[Saved data entries]
⁂
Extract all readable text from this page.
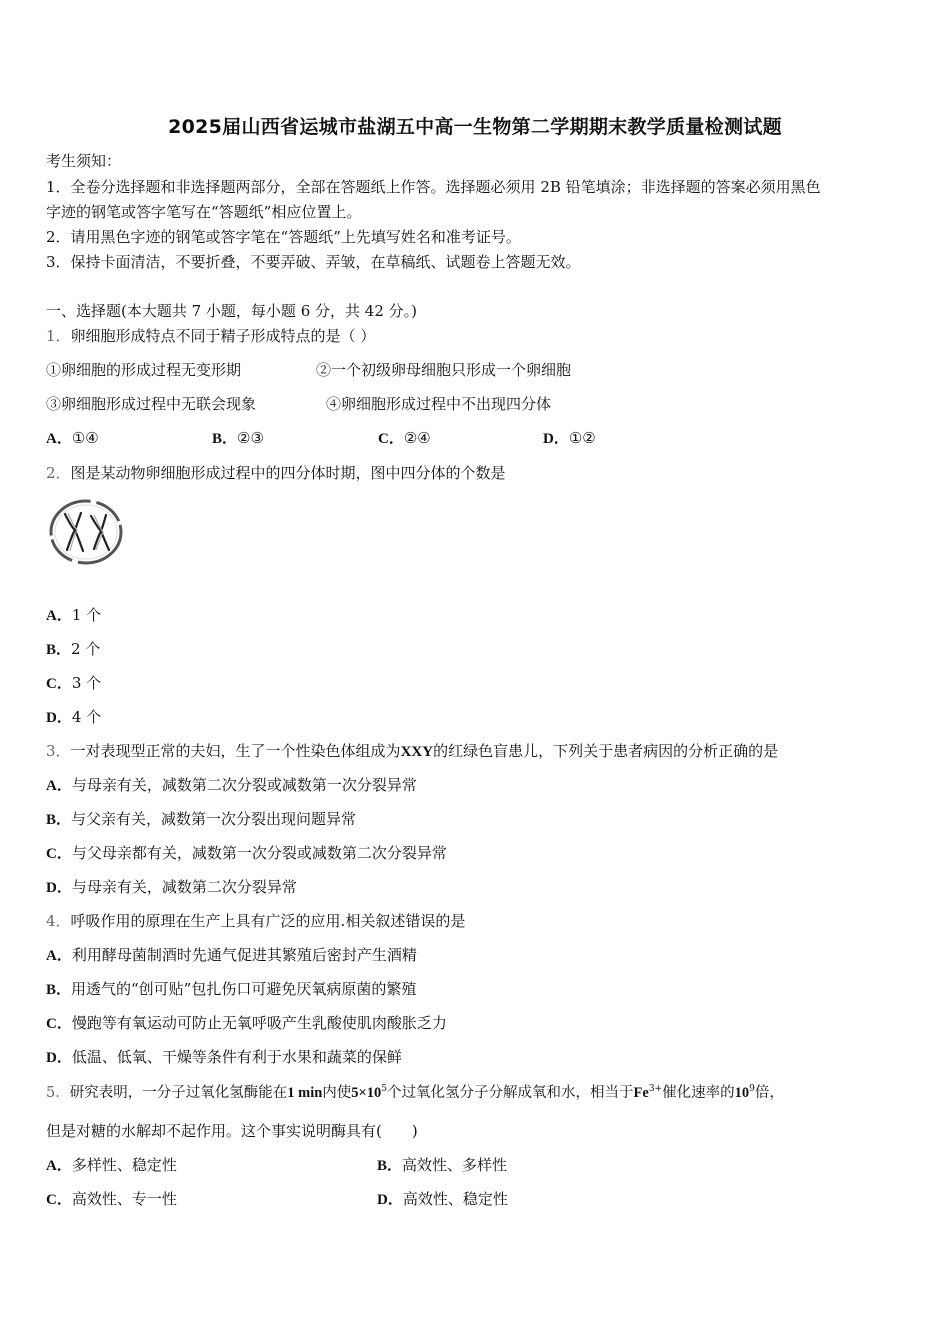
2025届山西省运城市盐湖五中高一生物第二学期期末教学质量检测试题
考生须知：
1．全卷分选择题和非选择题两部分，全部在答题纸上作答。选择题必须用 2B 铅笔填涂；非选择题的答案必须用黑色
字迹的钢笔或答字笔写在“答题纸”相应位置上。
2．请用黑色字迹的钢笔或答字笔在“答题纸”上先填写姓名和准考证号。
3．保持卡面清洁，不要折叠，不要弄破、弄皱，在草稿纸、试题卷上答题无效。
一、选择题(本大题共 7 小题，每小题 6 分，共 42 分。)
1．卵细胞形成特点不同于精子形成特点的是（ ）
①卵细胞的形成过程无变形期	②一个初级卵母细胞只形成一个卵细胞
③卵细胞形成过程中无联会现象	④卵细胞形成过程中不出现四分体
A．①④	B．②③	C．②④	D．①②
2．图是某动物卵细胞形成过程中的四分体时期，图中四分体的个数是
A．1 个
B．2 个
C．3 个
D．4 个
3．一对表现型正常的夫妇，生了一个性染色体组成为XXY的红绿色盲患儿，下列关于患者病因的分析正确的是
A．与母亲有关，减数第二次分裂或减数第一次分裂异常
B．与父亲有关，减数第一次分裂出现问题异常
C．与父母亲都有关，减数第一次分裂或减数第二次分裂异常
D．与母亲有关，减数第二次分裂异常
4．呼吸作用的原理在生产上具有广泛的应用.相关叙述错误的是
A．利用酵母菌制酒时先通气促进其繁殖后密封产生酒精
B．用透气的“创可贴”包扎伤口可避免厌氧病原菌的繁殖
C．慢跑等有氧运动可防止无氧呼吸产生乳酸使肌肉酸胀乏力
D．低温、低氧、干燥等条件有利于水果和蔬菜的保鲜
5．研究表明，一分子过氧化氢酶能在1 min内使$5\times 10^5$个过氧化氢分子分解成氧和水，相当于$Fe^{3+}$催化速率的$10^9$倍，
但是对糖的水解却不起作用。这个事实说明酶具有(　　)
A．多样性、稳定性	B．高效性、多样性
C．高效性、专一性	D．高效性、稳定性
⁂
### TASK
Go through the listing above and write it out again exactly, dropping the pictures.

### RESPONSE BELOW
Extract all readable text from this page.
2025届山西省运城市盐湖五中高一生物第二学期期末教学质量检测试题
考生须知：
1．全卷分选择题和非选择题两部分，全部在答题纸上作答。选择题必须用 2B 铅笔填涂；非选择题的答案必须用黑色
字迹的钢笔或答字笔写在“答题纸”相应位置上。
2．请用黑色字迹的钢笔或答字笔在“答题纸”上先填写姓名和准考证号。
3．保持卡面清洁，不要折叠，不要弄破、弄皱，在草稿纸、试题卷上答题无效。
一、选择题(本大题共 7 小题，每小题 6 分，共 42 分。)
1．卵细胞形成特点不同于精子形成特点的是（ ）
①卵细胞的形成过程无变形期	②一个初级卵母细胞只形成一个卵细胞
③卵细胞形成过程中无联会现象	④卵细胞形成过程中不出现四分体
A．①④	B．②③	C．②④	D．①②
2．图是某动物卵细胞形成过程中的四分体时期，图中四分体的个数是
A．1 个
B．2 个
C．3 个
D．4 个
3．一对表现型正常的夫妇，生了一个性染色体组成为XXY的红绿色盲患儿，下列关于患者病因的分析正确的是
A．与母亲有关，减数第二次分裂或减数第一次分裂异常
B．与父亲有关，减数第一次分裂出现问题异常
C．与父母亲都有关，减数第一次分裂或减数第二次分裂异常
D．与母亲有关，减数第二次分裂异常
4．呼吸作用的原理在生产上具有广泛的应用.相关叙述错误的是
A．利用酵母菌制酒时先通气促进其繁殖后密封产生酒精
B．用透气的“创可贴”包扎伤口可避免厌氧病原菌的繁殖
C．慢跑等有氧运动可防止无氧呼吸产生乳酸使肌肉酸胀乏力
D．低温、低氧、干燥等条件有利于水果和蔬菜的保鲜
5．研究表明，一分子过氧化氢酶能在1 min内使$5\times 10^5$个过氧化氢分子分解成氧和水，相当于$Fe^{3+}$催化速率的$10^9$倍，
但是对糖的水解却不起作用。这个事实说明酶具有(　　)
A．多样性、稳定性	B．高效性、多样性
C．高效性、专一性	D．高效性、稳定性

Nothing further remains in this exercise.